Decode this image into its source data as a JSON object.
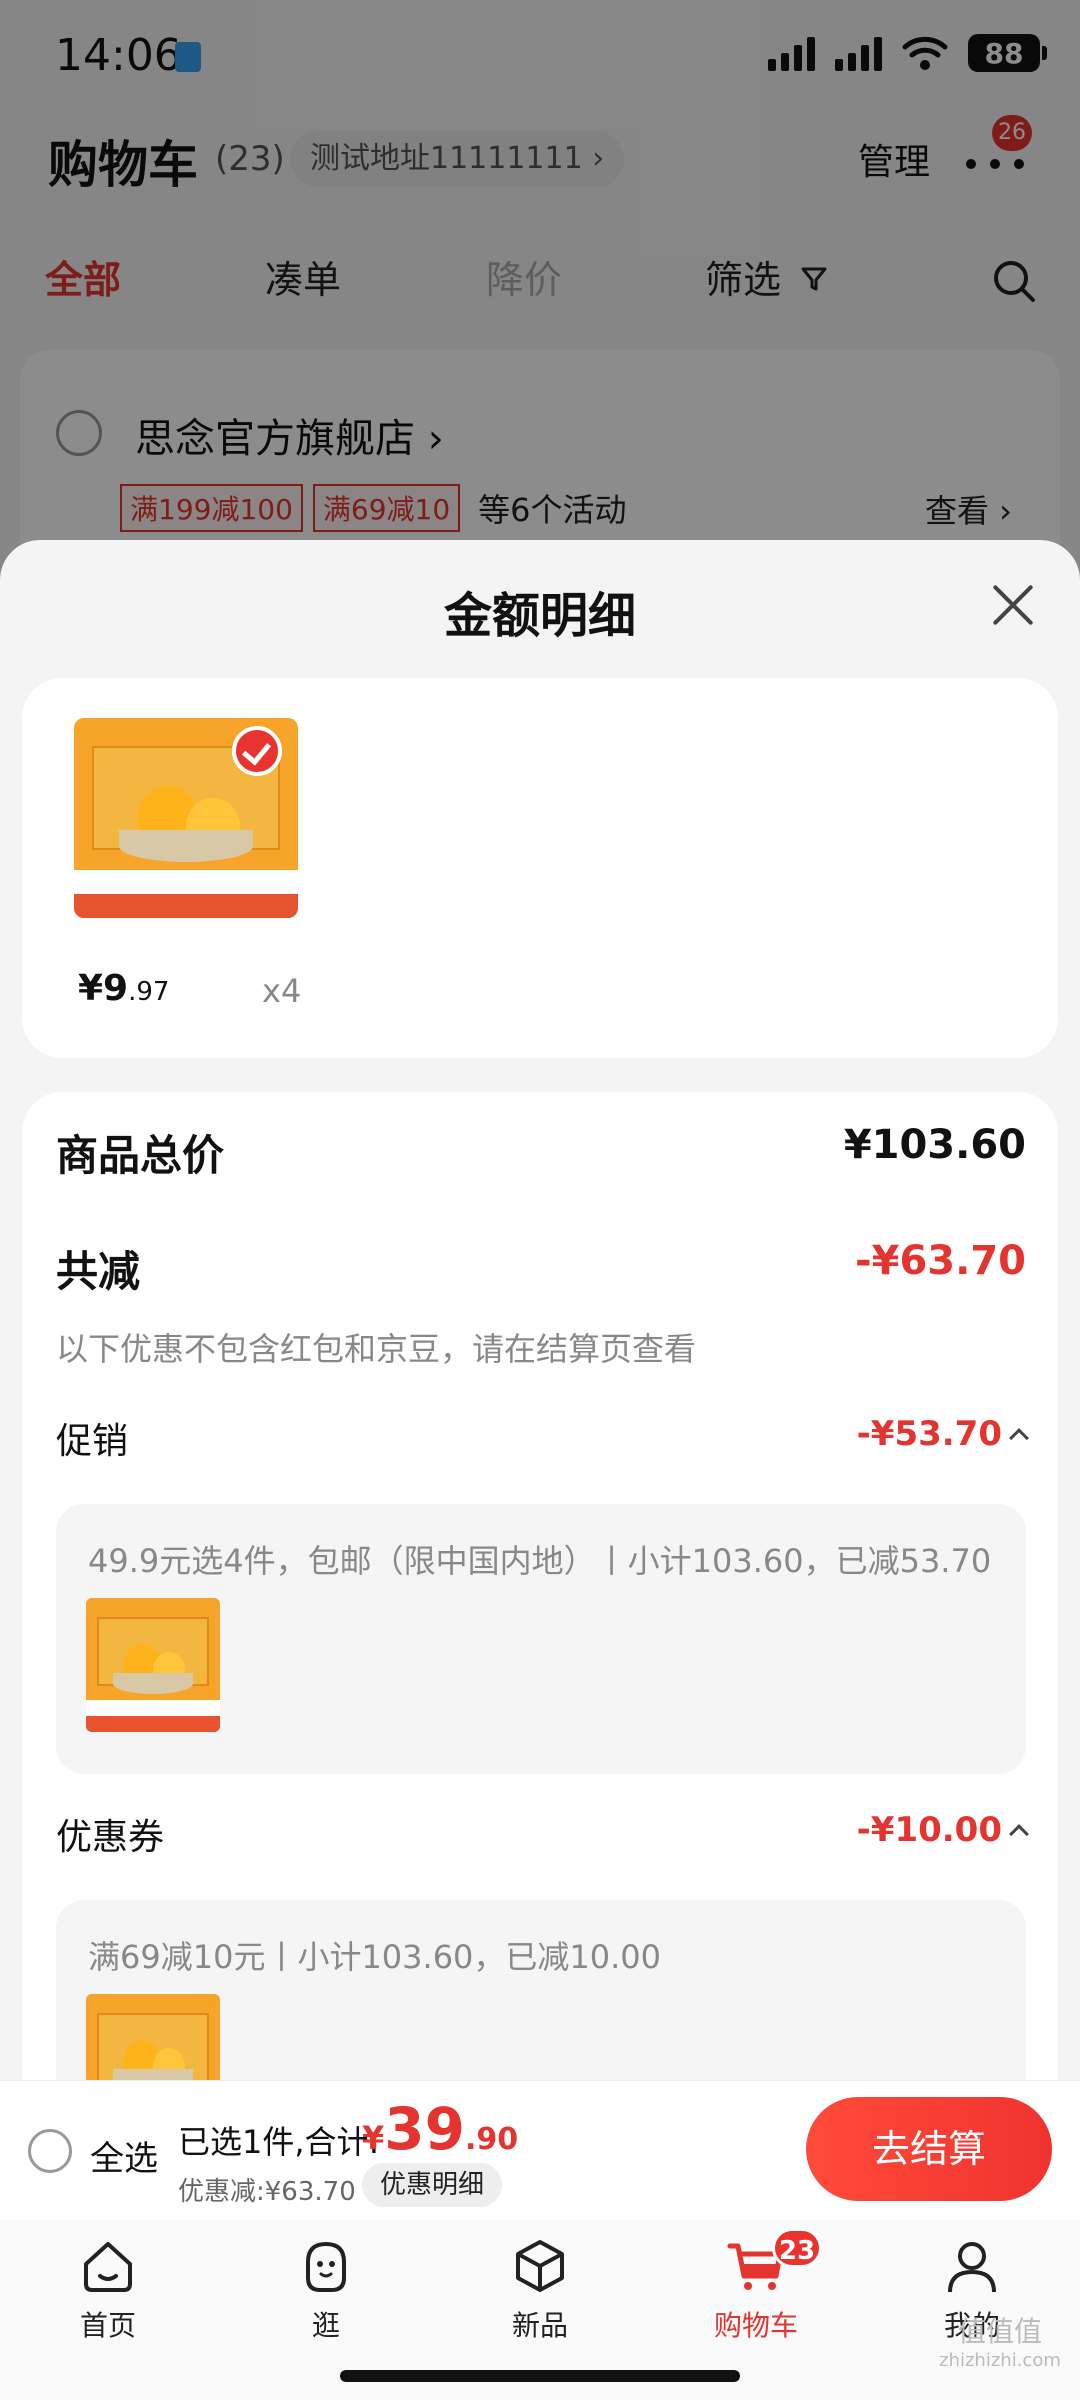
{
  "status_bar": {
    "time": "14:06",
    "battery": "88"
  },
  "header": {
    "title": "购物车",
    "count": "(23)",
    "address": "测试地址11111111 ›",
    "manage": "管理",
    "more_badge": "26"
  },
  "tabs": [
    {
      "label": "全部"
    },
    {
      "label": "凑单"
    },
    {
      "label": "降价"
    },
    {
      "label": "筛选"
    }
  ],
  "shop": {
    "name": "思念官方旗舰店 ›",
    "promo_tags": [
      "满199减100",
      "满69减10"
    ],
    "promo_more": "等6个活动",
    "view": "查看 ›"
  },
  "sheet": {
    "title": "金额明细",
    "product": {
      "price_int": "¥9",
      "price_dec": ".97",
      "qty": "x4"
    },
    "total": {
      "label": "商品总价",
      "value": "¥103.60"
    },
    "reduction": {
      "label": "共减",
      "value": "-¥63.70",
      "note": "以下优惠不包含红包和京豆，请在结算页查看"
    },
    "promotion": {
      "label": "促销",
      "value": "-¥53.70",
      "detail": "49.9元选4件，包邮（限中国内地）丨小计103.60，已减53.70"
    },
    "coupon": {
      "label": "优惠券",
      "value": "-¥10.00",
      "detail": "满69减10元丨小计103.60，已减10.00"
    }
  },
  "bottom_bar": {
    "select_all": "全选",
    "selected_text": "已选1件,合计:",
    "total_currency": "¥",
    "total_int": "39",
    "total_dec": ".90",
    "discount": "优惠减:¥63.70",
    "detail_chip": "优惠明细",
    "checkout": "去结算"
  },
  "tabbar": {
    "items": [
      {
        "label": "首页",
        "icon": "home-icon"
      },
      {
        "label": "逛",
        "icon": "stroll-icon"
      },
      {
        "label": "新品",
        "icon": "cube-icon"
      },
      {
        "label": "购物车",
        "icon": "cart-icon",
        "badge": "23"
      },
      {
        "label": "我的",
        "icon": "profile-icon"
      }
    ]
  },
  "watermark": {
    "text": "值值值",
    "sub": "zhizhizhi.com"
  },
  "colors": {
    "accent": "#e4342f",
    "checkout_button": "#f0322f"
  }
}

···

- _SHORT TASK_
Transcribe each entry precisely as given, leaving the pictures out.

- _WRITTEN RESPONSE_
Decode this image into its source data as a JSON object.
{
  "status_bar": {
    "time": "14:06",
    "battery": "88"
  },
  "header": {
    "title": "购物车",
    "count": "(23)",
    "address": "测试地址11111111 ›",
    "manage": "管理",
    "more_badge": "26"
  },
  "tabs": [
    {
      "label": "全部"
    },
    {
      "label": "凑单"
    },
    {
      "label": "降价"
    },
    {
      "label": "筛选"
    }
  ],
  "shop": {
    "name": "思念官方旗舰店 ›",
    "promo_tags": [
      "满199减100",
      "满69减10"
    ],
    "promo_more": "等6个活动",
    "view": "查看 ›"
  },
  "sheet": {
    "title": "金额明细",
    "product": {
      "price_int": "¥9",
      "price_dec": ".97",
      "qty": "x4"
    },
    "total": {
      "label": "商品总价",
      "value": "¥103.60"
    },
    "reduction": {
      "label": "共减",
      "value": "-¥63.70",
      "note": "以下优惠不包含红包和京豆，请在结算页查看"
    },
    "promotion": {
      "label": "促销",
      "value": "-¥53.70",
      "detail": "49.9元选4件，包邮（限中国内地）丨小计103.60，已减53.70"
    },
    "coupon": {
      "label": "优惠券",
      "value": "-¥10.00",
      "detail": "满69减10元丨小计103.60，已减10.00"
    }
  },
  "bottom_bar": {
    "select_all": "全选",
    "selected_text": "已选1件,合计:",
    "total_currency": "¥",
    "total_int": "39",
    "total_dec": ".90",
    "discount": "优惠减:¥63.70",
    "detail_chip": "优惠明细",
    "checkout": "去结算"
  },
  "tabbar": {
    "items": [
      {
        "label": "首页",
        "icon": "home-icon"
      },
      {
        "label": "逛",
        "icon": "stroll-icon"
      },
      {
        "label": "新品",
        "icon": "cube-icon"
      },
      {
        "label": "购物车",
        "icon": "cart-icon",
        "badge": "23"
      },
      {
        "label": "我的",
        "icon": "profile-icon"
      }
    ]
  },
  "watermark": {
    "text": "值值值",
    "sub": "zhizhizhi.com"
  },
  "colors": {
    "accent": "#e4342f",
    "checkout_button": "#f0322f"
  }
}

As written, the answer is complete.